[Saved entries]
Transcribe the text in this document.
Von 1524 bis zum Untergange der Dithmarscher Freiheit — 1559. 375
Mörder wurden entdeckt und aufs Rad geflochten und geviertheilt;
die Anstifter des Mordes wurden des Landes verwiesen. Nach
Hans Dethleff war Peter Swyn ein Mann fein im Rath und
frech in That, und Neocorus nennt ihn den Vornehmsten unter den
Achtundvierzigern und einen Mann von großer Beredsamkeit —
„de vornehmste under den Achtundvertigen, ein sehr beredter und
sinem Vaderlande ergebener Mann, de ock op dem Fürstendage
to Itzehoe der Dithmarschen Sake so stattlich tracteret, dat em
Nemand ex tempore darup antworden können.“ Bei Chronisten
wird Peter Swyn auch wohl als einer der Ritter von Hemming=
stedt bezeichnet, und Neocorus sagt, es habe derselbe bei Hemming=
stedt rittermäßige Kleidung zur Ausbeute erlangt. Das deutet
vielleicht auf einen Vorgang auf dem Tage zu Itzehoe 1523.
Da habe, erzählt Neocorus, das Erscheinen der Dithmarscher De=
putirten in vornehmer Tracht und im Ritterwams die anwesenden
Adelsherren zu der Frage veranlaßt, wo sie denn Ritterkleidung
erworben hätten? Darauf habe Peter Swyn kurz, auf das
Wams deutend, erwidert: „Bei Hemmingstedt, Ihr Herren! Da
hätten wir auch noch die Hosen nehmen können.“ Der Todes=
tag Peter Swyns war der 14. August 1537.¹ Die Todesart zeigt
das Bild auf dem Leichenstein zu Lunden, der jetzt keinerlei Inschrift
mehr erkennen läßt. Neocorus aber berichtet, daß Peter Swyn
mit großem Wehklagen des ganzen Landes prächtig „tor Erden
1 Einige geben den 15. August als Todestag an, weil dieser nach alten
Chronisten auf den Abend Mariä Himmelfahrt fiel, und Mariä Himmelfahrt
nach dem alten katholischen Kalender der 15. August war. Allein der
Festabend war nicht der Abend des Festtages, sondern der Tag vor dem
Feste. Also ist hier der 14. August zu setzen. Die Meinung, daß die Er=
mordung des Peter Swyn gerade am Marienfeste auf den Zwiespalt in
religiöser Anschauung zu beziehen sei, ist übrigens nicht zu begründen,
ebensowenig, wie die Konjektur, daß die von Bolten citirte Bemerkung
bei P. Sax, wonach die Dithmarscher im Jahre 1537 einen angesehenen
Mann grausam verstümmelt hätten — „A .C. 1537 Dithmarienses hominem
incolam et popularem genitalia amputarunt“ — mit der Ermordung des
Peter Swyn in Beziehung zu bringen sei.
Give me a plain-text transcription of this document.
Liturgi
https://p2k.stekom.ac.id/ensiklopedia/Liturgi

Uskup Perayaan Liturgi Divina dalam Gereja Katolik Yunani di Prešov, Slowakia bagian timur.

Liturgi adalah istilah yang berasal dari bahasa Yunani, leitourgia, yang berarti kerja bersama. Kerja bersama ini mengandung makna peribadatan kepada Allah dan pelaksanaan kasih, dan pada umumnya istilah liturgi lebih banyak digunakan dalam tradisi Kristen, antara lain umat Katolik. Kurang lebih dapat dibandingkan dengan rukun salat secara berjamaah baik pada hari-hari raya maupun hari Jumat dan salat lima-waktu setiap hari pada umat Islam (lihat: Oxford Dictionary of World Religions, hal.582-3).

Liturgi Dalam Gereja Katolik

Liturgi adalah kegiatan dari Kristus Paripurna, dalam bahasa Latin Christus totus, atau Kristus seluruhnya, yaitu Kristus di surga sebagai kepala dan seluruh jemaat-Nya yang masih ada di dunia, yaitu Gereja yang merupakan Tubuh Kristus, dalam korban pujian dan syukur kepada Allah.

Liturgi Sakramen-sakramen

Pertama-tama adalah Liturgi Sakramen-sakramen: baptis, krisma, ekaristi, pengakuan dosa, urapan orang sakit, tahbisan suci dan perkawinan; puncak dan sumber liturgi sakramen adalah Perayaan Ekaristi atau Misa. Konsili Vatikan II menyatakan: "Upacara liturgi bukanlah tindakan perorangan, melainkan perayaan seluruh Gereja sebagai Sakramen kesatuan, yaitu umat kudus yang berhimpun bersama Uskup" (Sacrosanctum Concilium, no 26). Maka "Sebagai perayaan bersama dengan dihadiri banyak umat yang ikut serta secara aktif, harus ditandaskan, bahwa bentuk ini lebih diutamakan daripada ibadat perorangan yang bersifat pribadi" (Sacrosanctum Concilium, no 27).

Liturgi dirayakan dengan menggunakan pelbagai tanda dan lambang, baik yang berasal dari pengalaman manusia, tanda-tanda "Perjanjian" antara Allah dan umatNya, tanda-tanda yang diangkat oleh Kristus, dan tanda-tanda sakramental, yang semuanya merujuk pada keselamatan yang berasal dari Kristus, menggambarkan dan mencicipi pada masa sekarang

[SHORT TASK] Looking back at the lines above, state how many contain the word "text", and supply nothing besides the number.

[ANSWER TO THE PROBLEM] 2